#### Written task:
Would you pull out every line of the material that contains the string "than"?

#### Dataset entries:
»»

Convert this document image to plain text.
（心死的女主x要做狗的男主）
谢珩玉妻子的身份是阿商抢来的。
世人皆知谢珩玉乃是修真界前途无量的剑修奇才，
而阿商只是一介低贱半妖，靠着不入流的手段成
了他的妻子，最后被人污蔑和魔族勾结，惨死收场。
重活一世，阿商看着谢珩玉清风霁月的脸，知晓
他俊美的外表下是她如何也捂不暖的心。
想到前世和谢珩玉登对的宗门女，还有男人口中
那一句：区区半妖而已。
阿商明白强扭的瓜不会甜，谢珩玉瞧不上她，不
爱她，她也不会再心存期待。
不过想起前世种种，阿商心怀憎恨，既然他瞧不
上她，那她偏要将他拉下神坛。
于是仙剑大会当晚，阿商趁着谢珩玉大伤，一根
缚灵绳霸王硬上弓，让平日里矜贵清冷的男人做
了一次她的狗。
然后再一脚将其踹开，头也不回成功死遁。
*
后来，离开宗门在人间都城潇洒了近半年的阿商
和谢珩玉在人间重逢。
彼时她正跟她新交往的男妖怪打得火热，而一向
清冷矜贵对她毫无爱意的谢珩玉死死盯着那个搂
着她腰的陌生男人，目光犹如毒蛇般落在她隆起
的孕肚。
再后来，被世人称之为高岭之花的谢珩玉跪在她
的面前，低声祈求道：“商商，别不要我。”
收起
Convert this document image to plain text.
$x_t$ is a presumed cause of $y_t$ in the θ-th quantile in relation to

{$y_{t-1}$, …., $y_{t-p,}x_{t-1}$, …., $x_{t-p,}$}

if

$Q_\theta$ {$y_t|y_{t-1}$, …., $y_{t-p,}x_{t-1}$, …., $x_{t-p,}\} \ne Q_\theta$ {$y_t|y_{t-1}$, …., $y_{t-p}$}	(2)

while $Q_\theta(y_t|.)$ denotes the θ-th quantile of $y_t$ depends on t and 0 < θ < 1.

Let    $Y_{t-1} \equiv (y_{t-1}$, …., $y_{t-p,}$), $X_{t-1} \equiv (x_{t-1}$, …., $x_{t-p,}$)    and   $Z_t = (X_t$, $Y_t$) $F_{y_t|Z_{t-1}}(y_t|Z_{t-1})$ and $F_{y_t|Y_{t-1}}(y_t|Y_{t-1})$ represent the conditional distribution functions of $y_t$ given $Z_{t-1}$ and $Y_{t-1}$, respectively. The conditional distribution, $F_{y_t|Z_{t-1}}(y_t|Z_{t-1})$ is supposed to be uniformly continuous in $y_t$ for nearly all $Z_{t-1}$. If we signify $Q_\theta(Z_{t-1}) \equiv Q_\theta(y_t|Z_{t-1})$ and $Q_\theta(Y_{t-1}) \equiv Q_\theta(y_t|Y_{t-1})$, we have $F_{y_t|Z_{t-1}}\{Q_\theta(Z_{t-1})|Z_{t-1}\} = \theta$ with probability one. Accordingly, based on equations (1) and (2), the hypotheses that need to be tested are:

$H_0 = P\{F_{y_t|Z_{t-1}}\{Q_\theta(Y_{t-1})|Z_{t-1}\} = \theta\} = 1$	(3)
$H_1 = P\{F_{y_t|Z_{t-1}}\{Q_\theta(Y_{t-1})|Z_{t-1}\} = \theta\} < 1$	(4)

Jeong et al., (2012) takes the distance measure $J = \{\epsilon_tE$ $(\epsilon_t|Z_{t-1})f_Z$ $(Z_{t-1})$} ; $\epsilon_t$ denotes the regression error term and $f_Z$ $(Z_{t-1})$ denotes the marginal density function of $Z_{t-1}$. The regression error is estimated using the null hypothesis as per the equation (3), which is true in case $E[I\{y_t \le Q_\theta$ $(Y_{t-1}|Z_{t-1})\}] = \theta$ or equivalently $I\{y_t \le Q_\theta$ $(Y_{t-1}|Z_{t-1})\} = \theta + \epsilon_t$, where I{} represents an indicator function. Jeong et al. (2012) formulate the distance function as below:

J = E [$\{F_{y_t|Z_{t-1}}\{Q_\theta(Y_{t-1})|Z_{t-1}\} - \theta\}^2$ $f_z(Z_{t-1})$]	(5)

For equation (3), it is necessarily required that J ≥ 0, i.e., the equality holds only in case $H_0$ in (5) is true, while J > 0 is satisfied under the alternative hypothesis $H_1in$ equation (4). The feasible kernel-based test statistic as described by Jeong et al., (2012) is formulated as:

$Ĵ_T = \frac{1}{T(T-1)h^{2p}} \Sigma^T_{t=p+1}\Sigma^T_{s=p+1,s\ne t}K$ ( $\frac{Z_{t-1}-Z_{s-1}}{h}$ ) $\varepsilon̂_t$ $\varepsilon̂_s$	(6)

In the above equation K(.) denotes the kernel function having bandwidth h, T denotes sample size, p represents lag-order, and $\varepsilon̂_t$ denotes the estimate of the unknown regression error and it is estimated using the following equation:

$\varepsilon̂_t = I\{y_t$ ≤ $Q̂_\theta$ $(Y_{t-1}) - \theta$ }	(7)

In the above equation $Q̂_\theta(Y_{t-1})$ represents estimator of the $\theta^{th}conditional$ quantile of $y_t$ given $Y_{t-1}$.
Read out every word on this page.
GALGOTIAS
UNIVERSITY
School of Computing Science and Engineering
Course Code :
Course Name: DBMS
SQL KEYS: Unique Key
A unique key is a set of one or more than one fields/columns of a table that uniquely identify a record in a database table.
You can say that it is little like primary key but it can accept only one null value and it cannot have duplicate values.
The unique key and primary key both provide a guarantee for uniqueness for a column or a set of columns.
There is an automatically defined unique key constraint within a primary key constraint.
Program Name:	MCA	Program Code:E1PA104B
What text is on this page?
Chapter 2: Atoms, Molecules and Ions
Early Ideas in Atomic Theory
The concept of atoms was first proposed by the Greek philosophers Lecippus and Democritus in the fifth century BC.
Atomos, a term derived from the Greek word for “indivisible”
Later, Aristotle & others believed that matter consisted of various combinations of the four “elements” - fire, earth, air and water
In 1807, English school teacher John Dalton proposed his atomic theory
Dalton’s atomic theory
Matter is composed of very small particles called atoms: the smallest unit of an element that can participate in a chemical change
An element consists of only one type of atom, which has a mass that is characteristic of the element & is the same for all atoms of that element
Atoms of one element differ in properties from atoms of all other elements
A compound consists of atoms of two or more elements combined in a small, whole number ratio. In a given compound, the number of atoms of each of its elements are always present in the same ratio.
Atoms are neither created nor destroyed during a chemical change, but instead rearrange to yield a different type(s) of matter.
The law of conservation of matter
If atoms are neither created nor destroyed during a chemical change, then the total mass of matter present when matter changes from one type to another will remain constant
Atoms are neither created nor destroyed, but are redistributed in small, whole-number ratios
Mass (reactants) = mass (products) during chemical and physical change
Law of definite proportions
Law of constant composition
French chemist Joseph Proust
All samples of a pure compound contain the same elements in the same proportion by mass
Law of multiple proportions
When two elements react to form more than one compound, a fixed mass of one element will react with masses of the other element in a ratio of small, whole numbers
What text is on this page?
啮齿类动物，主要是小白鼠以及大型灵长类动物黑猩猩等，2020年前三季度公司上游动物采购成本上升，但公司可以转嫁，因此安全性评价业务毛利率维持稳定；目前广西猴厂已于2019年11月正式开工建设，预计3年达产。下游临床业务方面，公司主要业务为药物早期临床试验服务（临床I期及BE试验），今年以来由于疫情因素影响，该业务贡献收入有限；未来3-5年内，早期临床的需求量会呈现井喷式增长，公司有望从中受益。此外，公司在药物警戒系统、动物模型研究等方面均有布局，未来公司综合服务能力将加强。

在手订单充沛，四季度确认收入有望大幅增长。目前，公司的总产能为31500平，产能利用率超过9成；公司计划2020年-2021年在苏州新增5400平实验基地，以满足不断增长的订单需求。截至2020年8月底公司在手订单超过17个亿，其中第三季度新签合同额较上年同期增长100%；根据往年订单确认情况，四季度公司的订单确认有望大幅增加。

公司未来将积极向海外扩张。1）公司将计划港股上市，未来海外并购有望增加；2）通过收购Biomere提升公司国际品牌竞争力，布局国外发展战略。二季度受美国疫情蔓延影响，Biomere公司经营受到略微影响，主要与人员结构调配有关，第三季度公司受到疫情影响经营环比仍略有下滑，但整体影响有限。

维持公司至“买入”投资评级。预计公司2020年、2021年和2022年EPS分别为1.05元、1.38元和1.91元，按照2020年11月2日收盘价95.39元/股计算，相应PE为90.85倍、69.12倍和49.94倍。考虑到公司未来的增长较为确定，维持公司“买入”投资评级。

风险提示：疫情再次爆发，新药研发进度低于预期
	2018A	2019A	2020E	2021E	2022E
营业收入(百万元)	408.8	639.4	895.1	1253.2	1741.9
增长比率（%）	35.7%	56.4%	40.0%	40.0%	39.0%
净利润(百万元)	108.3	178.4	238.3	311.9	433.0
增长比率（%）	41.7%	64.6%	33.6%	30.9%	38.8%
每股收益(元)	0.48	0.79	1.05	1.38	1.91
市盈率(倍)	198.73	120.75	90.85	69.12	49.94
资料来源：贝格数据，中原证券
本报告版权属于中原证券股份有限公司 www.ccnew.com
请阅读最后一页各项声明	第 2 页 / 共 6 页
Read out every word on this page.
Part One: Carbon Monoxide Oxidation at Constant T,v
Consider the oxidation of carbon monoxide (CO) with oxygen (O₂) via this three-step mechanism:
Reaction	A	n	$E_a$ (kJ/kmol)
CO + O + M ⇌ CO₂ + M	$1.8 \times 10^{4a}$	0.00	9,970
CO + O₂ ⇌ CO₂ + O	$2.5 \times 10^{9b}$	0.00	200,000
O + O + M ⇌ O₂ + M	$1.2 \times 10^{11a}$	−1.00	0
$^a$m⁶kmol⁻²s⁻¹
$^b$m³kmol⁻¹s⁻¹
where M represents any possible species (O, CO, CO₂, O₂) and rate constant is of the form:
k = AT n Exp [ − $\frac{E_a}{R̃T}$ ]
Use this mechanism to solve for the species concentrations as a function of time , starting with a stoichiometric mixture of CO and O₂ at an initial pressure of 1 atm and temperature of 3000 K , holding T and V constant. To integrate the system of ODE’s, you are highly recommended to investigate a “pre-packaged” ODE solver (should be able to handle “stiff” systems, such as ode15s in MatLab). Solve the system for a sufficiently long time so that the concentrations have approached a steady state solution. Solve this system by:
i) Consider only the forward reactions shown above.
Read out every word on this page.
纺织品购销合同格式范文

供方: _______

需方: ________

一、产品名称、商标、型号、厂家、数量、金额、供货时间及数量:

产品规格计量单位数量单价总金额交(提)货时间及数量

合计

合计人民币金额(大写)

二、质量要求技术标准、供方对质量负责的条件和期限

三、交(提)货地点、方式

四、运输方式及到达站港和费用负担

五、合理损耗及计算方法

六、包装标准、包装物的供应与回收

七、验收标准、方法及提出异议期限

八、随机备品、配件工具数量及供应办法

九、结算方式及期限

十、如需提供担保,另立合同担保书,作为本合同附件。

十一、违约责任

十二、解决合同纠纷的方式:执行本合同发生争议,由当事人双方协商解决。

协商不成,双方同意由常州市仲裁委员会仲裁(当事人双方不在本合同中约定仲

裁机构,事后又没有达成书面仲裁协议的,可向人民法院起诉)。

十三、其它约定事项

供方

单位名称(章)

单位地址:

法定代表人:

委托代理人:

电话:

««

#### Answer to the problem:
A unique key is a set of one or more than one fields/columns of a table that uniquely identify a record in a database table.
When two elements react to form more than one compound, a fixed mass of one element will react with masses of the other element in a ratio of small, whole numbers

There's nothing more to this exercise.